Excerpted records:
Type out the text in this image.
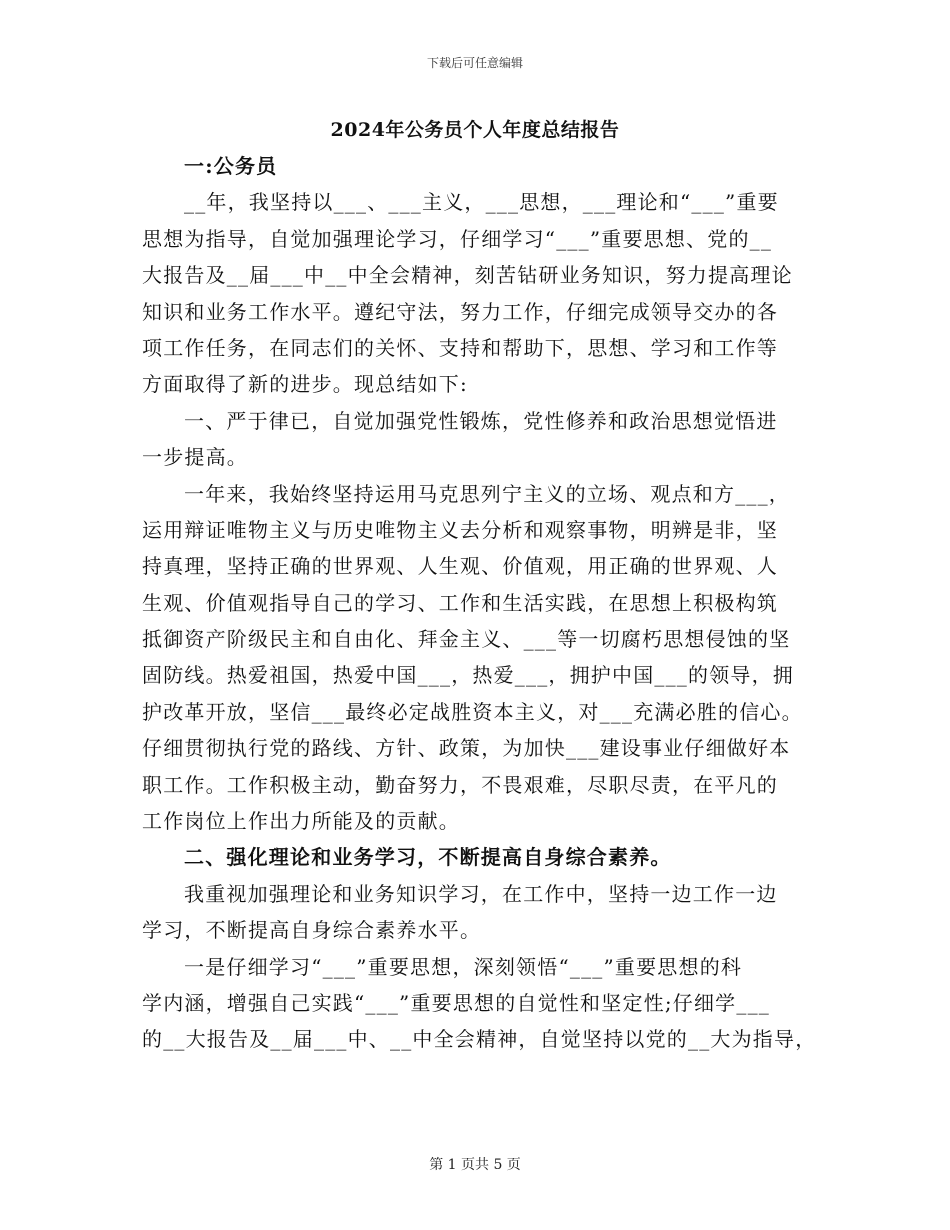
下载后可任意编辑
2024年公务员个人年度总结报告
一:公务员
__年，我坚持以___、___主义，___思想，___理论和“___”重要
思想为指导，自觉加强理论学习，仔细学习“___”重要思想、党的__
大报告及__届___中__中全会精神，刻苦钻研业务知识，努力提高理论
知识和业务工作水平。遵纪守法，努力工作，仔细完成领导交办的各
项工作任务，在同志们的关怀、支持和帮助下，思想、学习和工作等
方面取得了新的进步。现总结如下:
一、严于律已，自觉加强党性锻炼，党性修养和政治思想觉悟进
一步提高。
一年来，我始终坚持运用马克思列宁主义的立场、观点和方___，
运用辩证唯物主义与历史唯物主义去分析和观察事物，明辨是非，坚
持真理，坚持正确的世界观、人生观、价值观，用正确的世界观、人
生观、价值观指导自己的学习、工作和生活实践，在思想上积极构筑
抵御资产阶级民主和自由化、拜金主义、___等一切腐朽思想侵蚀的坚
固防线。热爱祖国，热爱中国___，热爱___，拥护中国___的领导，拥
护改革开放，坚信___最终必定战胜资本主义，对___充满必胜的信心。
仔细贯彻执行党的路线、方针、政策，为加快___建设事业仔细做好本
职工作。工作积极主动，勤奋努力，不畏艰难，尽职尽责，在平凡的
工作岗位上作出力所能及的贡献。
二、强化理论和业务学习，不断提高自身综合素养。
我重视加强理论和业务知识学习，在工作中，坚持一边工作一边
学习，不断提高自身综合素养水平。
一是仔细学习“___”重要思想，深刻领悟“___”重要思想的科
学内涵，增强自己实践“___”重要思想的自觉性和坚定性;仔细学___
的__大报告及__届___中、__中全会精神，自觉坚持以党的__大为指导，
第 1 页共 5 页
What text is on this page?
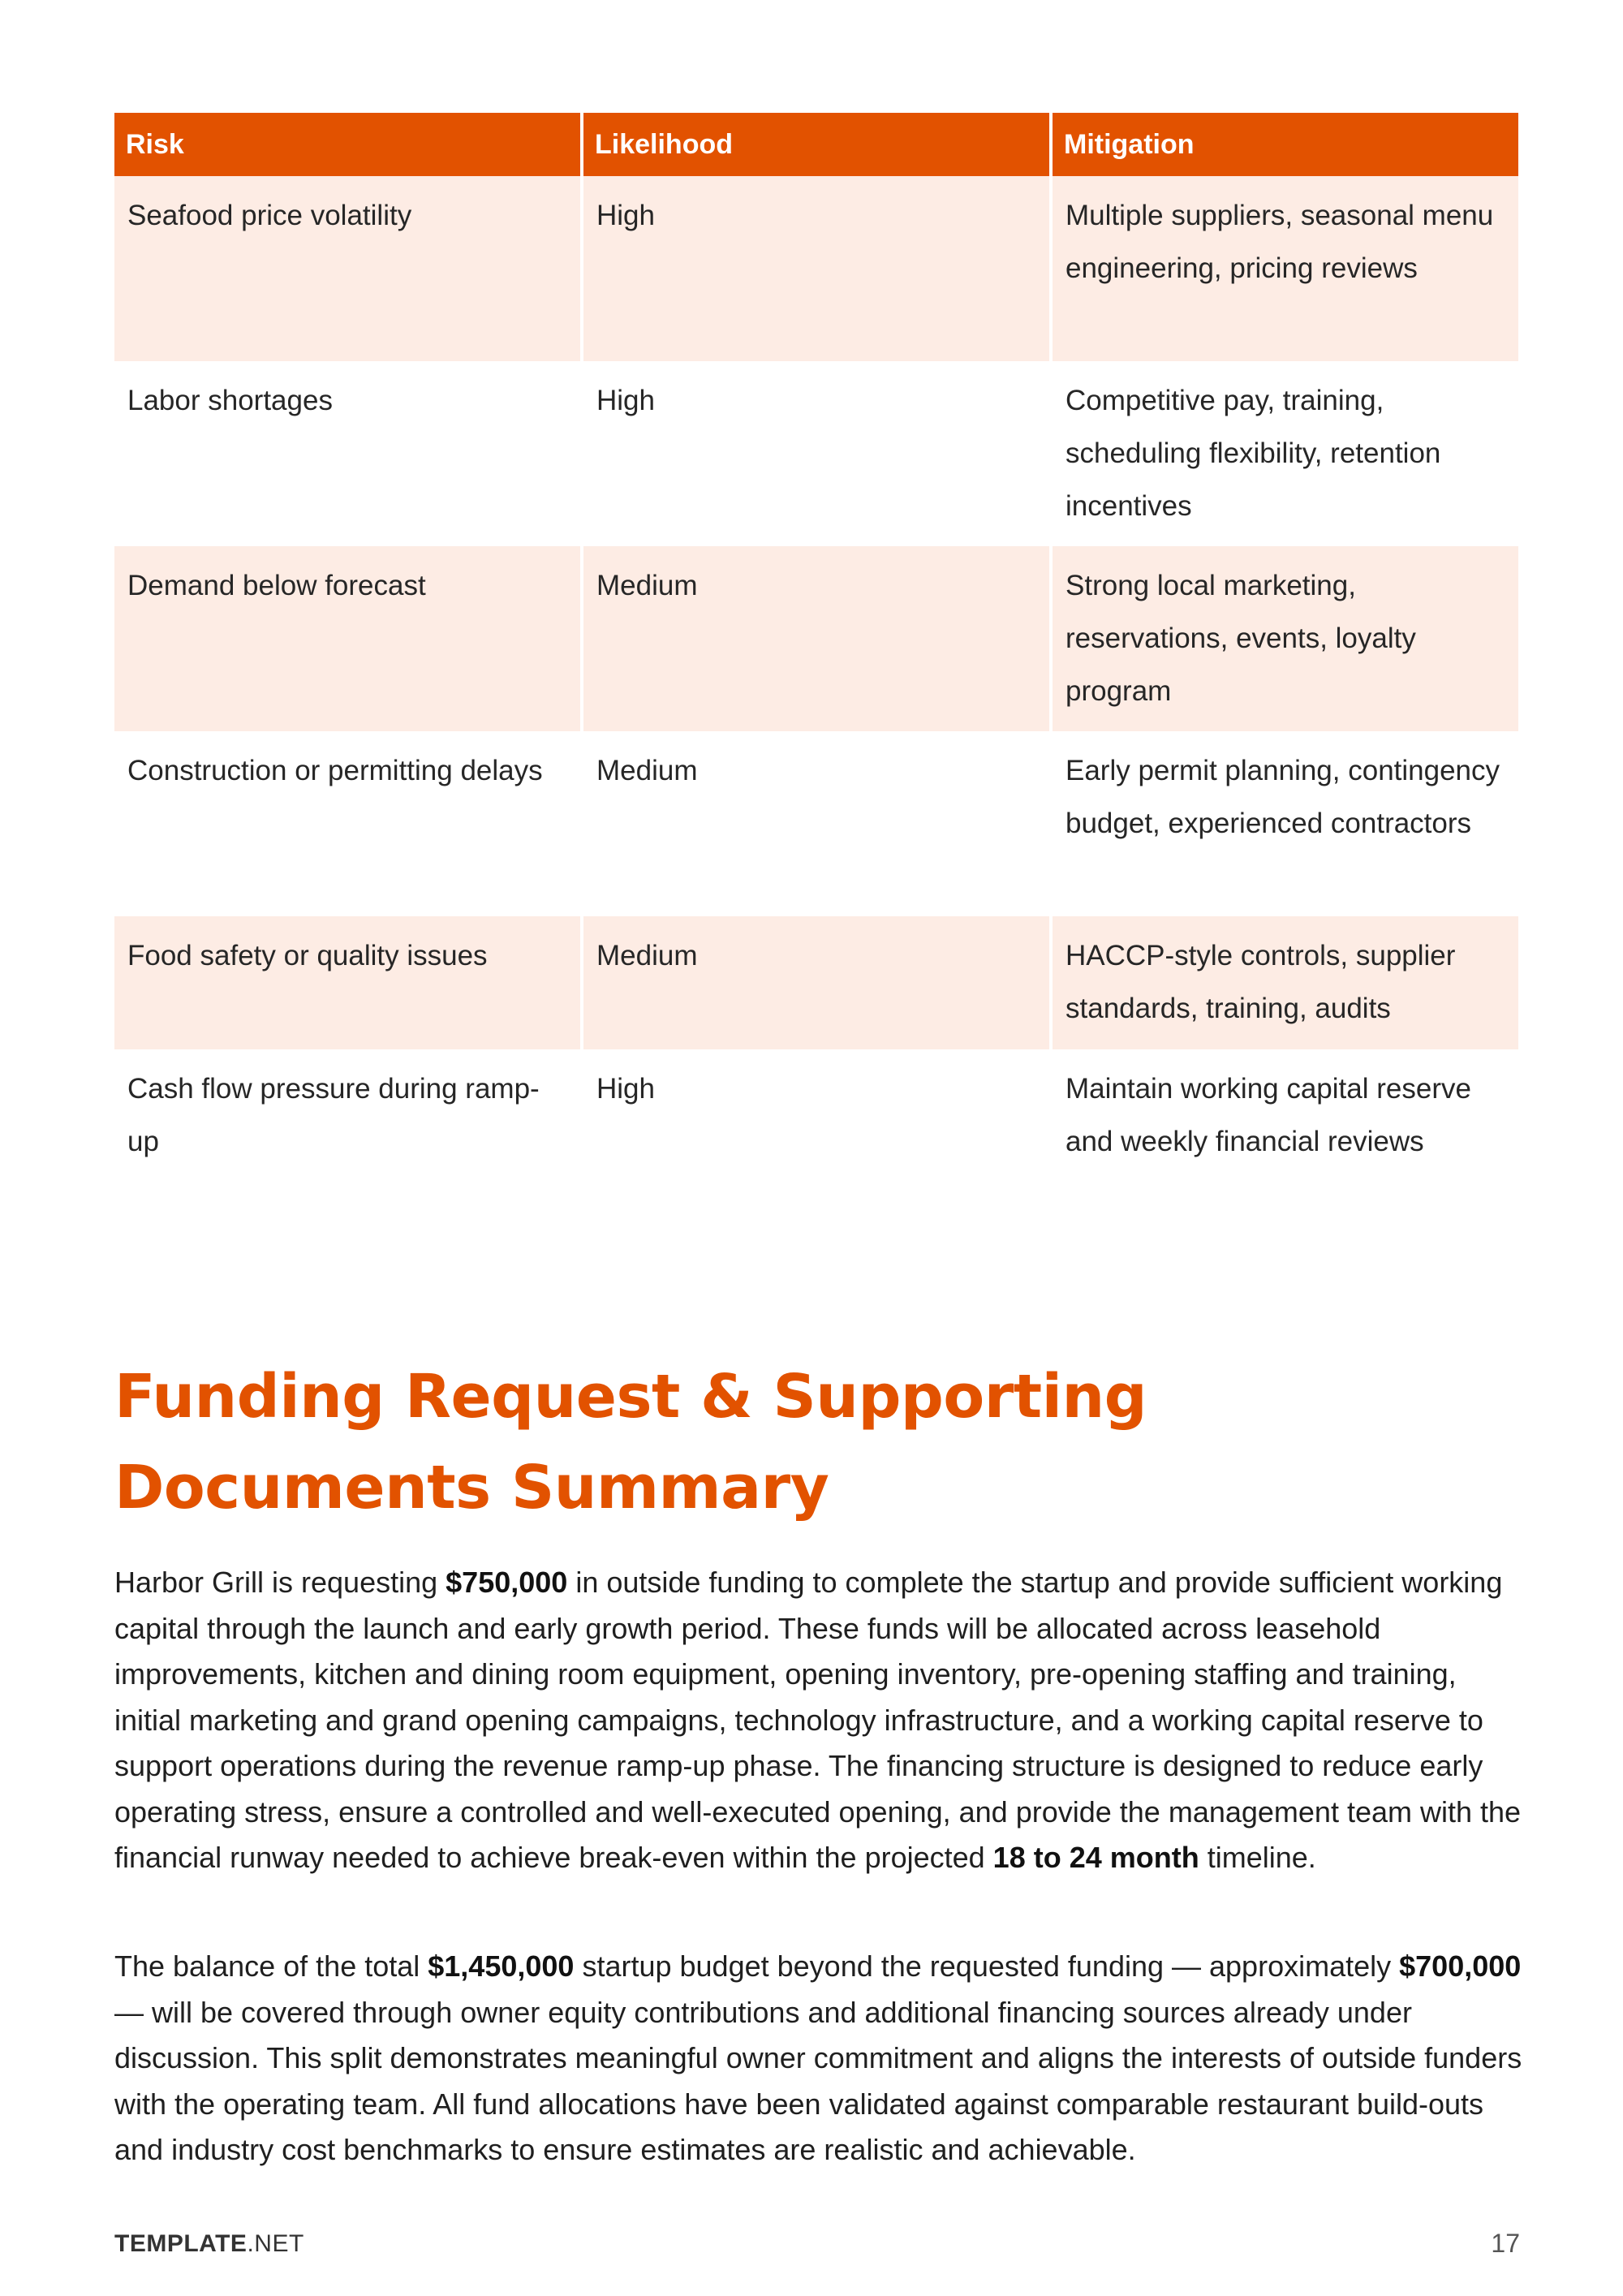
Risk	Likelihood	Mitigation
Seafood price volatility	High	Multiple suppliers, seasonal menu engineering, pricing reviews
Labor shortages	High	Competitive pay, training, scheduling flexibility, retention incentives
Demand below forecast	Medium	Strong local marketing, reservations, events, loyalty program
Construction or permitting delays	Medium	Early permit planning, contingency budget, experienced contractors
Food safety or quality issues	Medium	HACCP-style controls, supplier standards, training, audits
Cash flow pressure during ramp-up	High	Maintain working capital reserve and weekly financial reviews
Funding Request & Supporting Documents Summary

Harbor Grill is requesting $750,000 in outside funding to complete the startup and provide sufficient working capital through the launch and early growth period. These funds will be allocated across leasehold improvements, kitchen and dining room equipment, opening inventory, pre-opening staffing and training, initial marketing and grand opening campaigns, technology infrastructure, and a working capital reserve to support operations during the revenue ramp-up phase. The financing structure is designed to reduce early operating stress, ensure a controlled and well-executed opening, and provide the management team with the financial runway needed to achieve break-even within the projected 18 to 24 month timeline.

The balance of the total $1,450,000 startup budget beyond the requested funding — approximately $700,000 — will be covered through owner equity contributions and additional financing sources already under discussion. This split demonstrates meaningful owner commitment and aligns the interests of outside funders with the operating team. All fund allocations have been validated against comparable restaurant build-outs and industry cost benchmarks to ensure estimates are realistic and achievable.

TEMPLATE.NET	17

Instructions for the task: Go back to the records above and write them out exactly, without the pictures.

Exercise result:
Type out the text in this image.
下载后可任意编辑
2024年公务员个人年度总结报告
一:公务员
__年，我坚持以___、___主义，___思想，___理论和“___”重要
思想为指导，自觉加强理论学习，仔细学习“___”重要思想、党的__
大报告及__届___中__中全会精神，刻苦钻研业务知识，努力提高理论
知识和业务工作水平。遵纪守法，努力工作，仔细完成领导交办的各
项工作任务，在同志们的关怀、支持和帮助下，思想、学习和工作等
方面取得了新的进步。现总结如下:
一、严于律已，自觉加强党性锻炼，党性修养和政治思想觉悟进
一步提高。
一年来，我始终坚持运用马克思列宁主义的立场、观点和方___，
运用辩证唯物主义与历史唯物主义去分析和观察事物，明辨是非，坚
持真理，坚持正确的世界观、人生观、价值观，用正确的世界观、人
生观、价值观指导自己的学习、工作和生活实践，在思想上积极构筑
抵御资产阶级民主和自由化、拜金主义、___等一切腐朽思想侵蚀的坚
固防线。热爱祖国，热爱中国___，热爱___，拥护中国___的领导，拥
护改革开放，坚信___最终必定战胜资本主义，对___充满必胜的信心。
仔细贯彻执行党的路线、方针、政策，为加快___建设事业仔细做好本
职工作。工作积极主动，勤奋努力，不畏艰难，尽职尽责，在平凡的
工作岗位上作出力所能及的贡献。
二、强化理论和业务学习，不断提高自身综合素养。
我重视加强理论和业务知识学习，在工作中，坚持一边工作一边
学习，不断提高自身综合素养水平。
一是仔细学习“___”重要思想，深刻领悟“___”重要思想的科
学内涵，增强自己实践“___”重要思想的自觉性和坚定性;仔细学___
的__大报告及__届___中、__中全会精神，自觉坚持以党的__大为指导，
第 1 页共 5 页
What text is on this page?
Risk	Likelihood	Mitigation
Seafood price volatility	High	Multiple suppliers, seasonal menu engineering, pricing reviews
Labor shortages	High	Competitive pay, training, scheduling flexibility, retention incentives
Demand below forecast	Medium	Strong local marketing, reservations, events, loyalty program
Construction or permitting delays	Medium	Early permit planning, contingency budget, experienced contractors
Food safety or quality issues	Medium	HACCP-style controls, supplier standards, training, audits
Cash flow pressure during ramp-up	High	Maintain working capital reserve and weekly financial reviews
Funding Request & Supporting Documents Summary

Harbor Grill is requesting $750,000 in outside funding to complete the startup and provide sufficient working capital through the launch and early growth period. These funds will be allocated across leasehold improvements, kitchen and dining room equipment, opening inventory, pre-opening staffing and training, initial marketing and grand opening campaigns, technology infrastructure, and a working capital reserve to support operations during the revenue ramp-up phase. The financing structure is designed to reduce early operating stress, ensure a controlled and well-executed opening, and provide the management team with the financial runway needed to achieve break-even within the projected 18 to 24 month timeline.

The balance of the total $1,450,000 startup budget beyond the requested funding — approximately $700,000 — will be covered through owner equity contributions and additional financing sources already under discussion. This split demonstrates meaningful owner commitment and aligns the interests of outside funders with the operating team. All fund allocations have been validated against comparable restaurant build-outs and industry cost benchmarks to ensure estimates are realistic and achievable.

TEMPLATE.NET	17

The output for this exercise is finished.